(Data for this task)
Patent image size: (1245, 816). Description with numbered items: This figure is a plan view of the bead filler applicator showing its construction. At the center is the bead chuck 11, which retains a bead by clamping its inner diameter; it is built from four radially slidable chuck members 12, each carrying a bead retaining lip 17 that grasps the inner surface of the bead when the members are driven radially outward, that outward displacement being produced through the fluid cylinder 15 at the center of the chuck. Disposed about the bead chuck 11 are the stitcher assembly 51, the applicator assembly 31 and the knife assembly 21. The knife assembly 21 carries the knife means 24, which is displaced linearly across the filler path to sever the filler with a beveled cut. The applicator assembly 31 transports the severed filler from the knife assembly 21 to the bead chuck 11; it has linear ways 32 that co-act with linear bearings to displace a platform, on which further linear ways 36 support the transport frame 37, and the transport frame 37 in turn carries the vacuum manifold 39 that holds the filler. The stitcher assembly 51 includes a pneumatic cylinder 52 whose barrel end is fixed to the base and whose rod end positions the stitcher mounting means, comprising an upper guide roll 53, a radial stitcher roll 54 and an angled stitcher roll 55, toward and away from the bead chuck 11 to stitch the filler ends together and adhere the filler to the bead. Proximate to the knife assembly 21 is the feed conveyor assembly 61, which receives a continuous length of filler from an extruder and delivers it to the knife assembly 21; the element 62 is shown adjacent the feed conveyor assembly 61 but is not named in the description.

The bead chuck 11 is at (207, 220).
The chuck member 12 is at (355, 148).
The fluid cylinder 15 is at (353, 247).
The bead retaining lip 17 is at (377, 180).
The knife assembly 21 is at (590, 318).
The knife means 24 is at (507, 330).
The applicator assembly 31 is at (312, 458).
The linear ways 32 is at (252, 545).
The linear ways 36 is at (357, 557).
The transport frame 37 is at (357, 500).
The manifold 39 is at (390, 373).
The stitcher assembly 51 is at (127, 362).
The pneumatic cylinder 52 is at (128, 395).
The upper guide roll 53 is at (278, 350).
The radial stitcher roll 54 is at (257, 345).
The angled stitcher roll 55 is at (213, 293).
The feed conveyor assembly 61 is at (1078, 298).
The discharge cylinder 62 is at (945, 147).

(Objective) Return every line of the listing above unchanged, in the same order, from the first line to the last.

(Worked solution)
Patent image size: (1245, 816). Description with numbered items: This figure is a plan view of the bead filler applicator showing its construction. At the center is the bead chuck 11, which retains a bead by clamping its inner diameter; it is built from four radially slidable chuck members 12, each carrying a bead retaining lip 17 that grasps the inner surface of the bead when the members are driven radially outward, that outward displacement being produced through the fluid cylinder 15 at the center of the chuck. Disposed about the bead chuck 11 are the stitcher assembly 51, the applicator assembly 31 and the knife assembly 21. The knife assembly 21 carries the knife means 24, which is displaced linearly across the filler path to sever the filler with a beveled cut. The applicator assembly 31 transports the severed filler from the knife assembly 21 to the bead chuck 11; it has linear ways 32 that co-act with linear bearings to displace a platform, on which further linear ways 36 support the transport frame 37, and the transport frame 37 in turn carries the vacuum manifold 39 that holds the filler. The stitcher assembly 51 includes a pneumatic cylinder 52 whose barrel end is fixed to the base and whose rod end positions the stitcher mounting means, comprising an upper guide roll 53, a radial stitcher roll 54 and an angled stitcher roll 55, toward and away from the bead chuck 11 to stitch the filler ends together and adhere the filler to the bead. Proximate to the knife assembly 21 is the feed conveyor assembly 61, which receives a continuous length of filler from an extruder and delivers it to the knife assembly 21; the element 62 is shown adjacent the feed conveyor assembly 61 but is not named in the description.

The bead chuck 11 is at (207, 220).
The chuck member 12 is at (355, 148).
The fluid cylinder 15 is at (353, 247).
The bead retaining lip 17 is at (377, 180).
The knife assembly 21 is at (590, 318).
The knife means 24 is at (507, 330).
The applicator assembly 31 is at (312, 458).
The linear ways 32 is at (252, 545).
The linear ways 36 is at (357, 557).
The transport frame 37 is at (357, 500).
The manifold 39 is at (390, 373).
The stitcher assembly 51 is at (127, 362).
The pneumatic cylinder 52 is at (128, 395).
The upper guide roll 53 is at (278, 350).
The radial stitcher roll 54 is at (257, 345).
The angled stitcher roll 55 is at (213, 293).
The feed conveyor assembly 61 is at (1078, 298).
The discharge cylinder 62 is at (945, 147).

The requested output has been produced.